Dataset records:
┌──

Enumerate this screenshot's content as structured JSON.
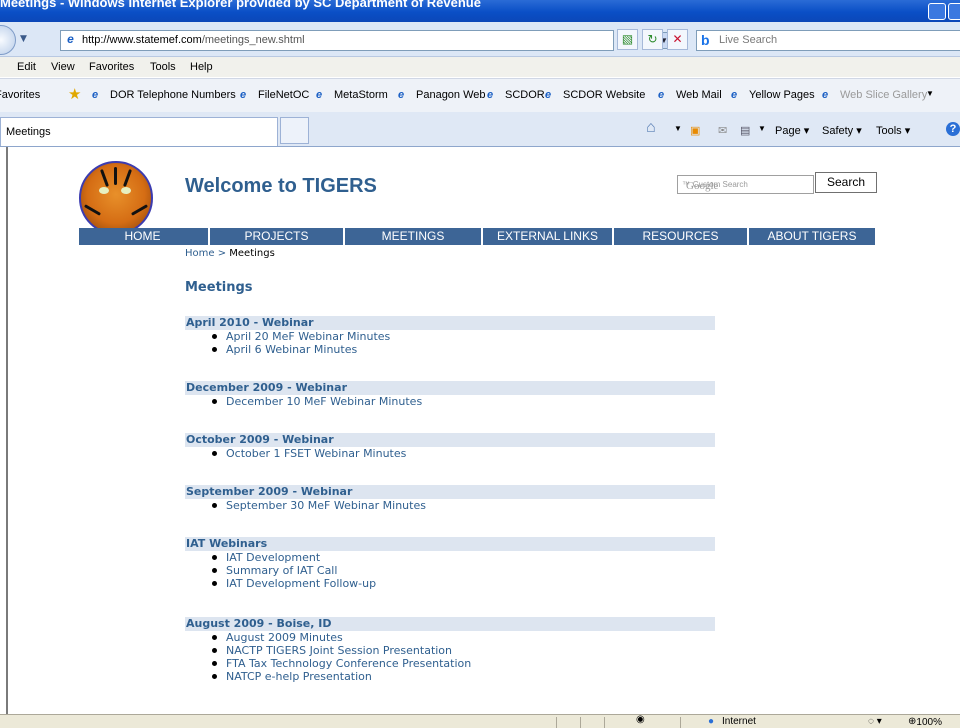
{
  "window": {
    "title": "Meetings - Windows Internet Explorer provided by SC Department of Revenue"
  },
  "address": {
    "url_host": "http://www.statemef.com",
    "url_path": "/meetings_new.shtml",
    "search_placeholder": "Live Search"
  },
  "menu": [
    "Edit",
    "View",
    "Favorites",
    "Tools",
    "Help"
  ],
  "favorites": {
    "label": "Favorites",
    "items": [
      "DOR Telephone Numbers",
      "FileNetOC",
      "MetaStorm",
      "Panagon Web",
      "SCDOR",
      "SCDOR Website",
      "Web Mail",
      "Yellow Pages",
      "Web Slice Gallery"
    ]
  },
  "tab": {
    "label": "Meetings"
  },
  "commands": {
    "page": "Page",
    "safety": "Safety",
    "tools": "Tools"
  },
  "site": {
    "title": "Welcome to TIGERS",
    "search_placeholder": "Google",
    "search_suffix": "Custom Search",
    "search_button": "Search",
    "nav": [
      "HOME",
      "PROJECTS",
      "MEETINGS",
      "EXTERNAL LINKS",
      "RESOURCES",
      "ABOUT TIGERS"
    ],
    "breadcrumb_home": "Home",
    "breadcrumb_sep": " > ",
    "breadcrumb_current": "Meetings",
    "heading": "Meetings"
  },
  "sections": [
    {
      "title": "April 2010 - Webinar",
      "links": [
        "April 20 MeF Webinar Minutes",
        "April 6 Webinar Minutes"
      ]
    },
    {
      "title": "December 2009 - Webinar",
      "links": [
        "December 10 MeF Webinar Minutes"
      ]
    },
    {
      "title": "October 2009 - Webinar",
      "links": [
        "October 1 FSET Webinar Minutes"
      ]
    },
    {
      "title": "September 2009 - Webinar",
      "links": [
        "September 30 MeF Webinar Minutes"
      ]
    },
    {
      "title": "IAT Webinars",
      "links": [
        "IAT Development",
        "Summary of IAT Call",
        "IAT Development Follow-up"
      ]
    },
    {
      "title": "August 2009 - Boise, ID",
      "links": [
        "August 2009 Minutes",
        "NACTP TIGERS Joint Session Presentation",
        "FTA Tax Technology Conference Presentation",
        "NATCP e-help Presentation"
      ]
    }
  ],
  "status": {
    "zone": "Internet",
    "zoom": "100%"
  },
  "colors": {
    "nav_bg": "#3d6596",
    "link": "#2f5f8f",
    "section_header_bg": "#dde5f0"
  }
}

└──

All of the material above needs to be restated exactly, with no pictures.

Response for this exercise:
Enumerate this screenshot's content as structured JSON.
{
  "window": {
    "title": "Meetings - Windows Internet Explorer provided by SC Department of Revenue"
  },
  "address": {
    "url_host": "http://www.statemef.com",
    "url_path": "/meetings_new.shtml",
    "search_placeholder": "Live Search"
  },
  "menu": [
    "Edit",
    "View",
    "Favorites",
    "Tools",
    "Help"
  ],
  "favorites": {
    "label": "Favorites",
    "items": [
      "DOR Telephone Numbers",
      "FileNetOC",
      "MetaStorm",
      "Panagon Web",
      "SCDOR",
      "SCDOR Website",
      "Web Mail",
      "Yellow Pages",
      "Web Slice Gallery"
    ]
  },
  "tab": {
    "label": "Meetings"
  },
  "commands": {
    "page": "Page",
    "safety": "Safety",
    "tools": "Tools"
  },
  "site": {
    "title": "Welcome to TIGERS",
    "search_placeholder": "Google",
    "search_suffix": "Custom Search",
    "search_button": "Search",
    "nav": [
      "HOME",
      "PROJECTS",
      "MEETINGS",
      "EXTERNAL LINKS",
      "RESOURCES",
      "ABOUT TIGERS"
    ],
    "breadcrumb_home": "Home",
    "breadcrumb_sep": " > ",
    "breadcrumb_current": "Meetings",
    "heading": "Meetings"
  },
  "sections": [
    {
      "title": "April 2010 - Webinar",
      "links": [
        "April 20 MeF Webinar Minutes",
        "April 6 Webinar Minutes"
      ]
    },
    {
      "title": "December 2009 - Webinar",
      "links": [
        "December 10 MeF Webinar Minutes"
      ]
    },
    {
      "title": "October 2009 - Webinar",
      "links": [
        "October 1 FSET Webinar Minutes"
      ]
    },
    {
      "title": "September 2009 - Webinar",
      "links": [
        "September 30 MeF Webinar Minutes"
      ]
    },
    {
      "title": "IAT Webinars",
      "links": [
        "IAT Development",
        "Summary of IAT Call",
        "IAT Development Follow-up"
      ]
    },
    {
      "title": "August 2009 - Boise, ID",
      "links": [
        "August 2009 Minutes",
        "NACTP TIGERS Joint Session Presentation",
        "FTA Tax Technology Conference Presentation",
        "NATCP e-help Presentation"
      ]
    }
  ],
  "status": {
    "zone": "Internet",
    "zoom": "100%"
  },
  "colors": {
    "nav_bg": "#3d6596",
    "link": "#2f5f8f",
    "section_header_bg": "#dde5f0"
  }
}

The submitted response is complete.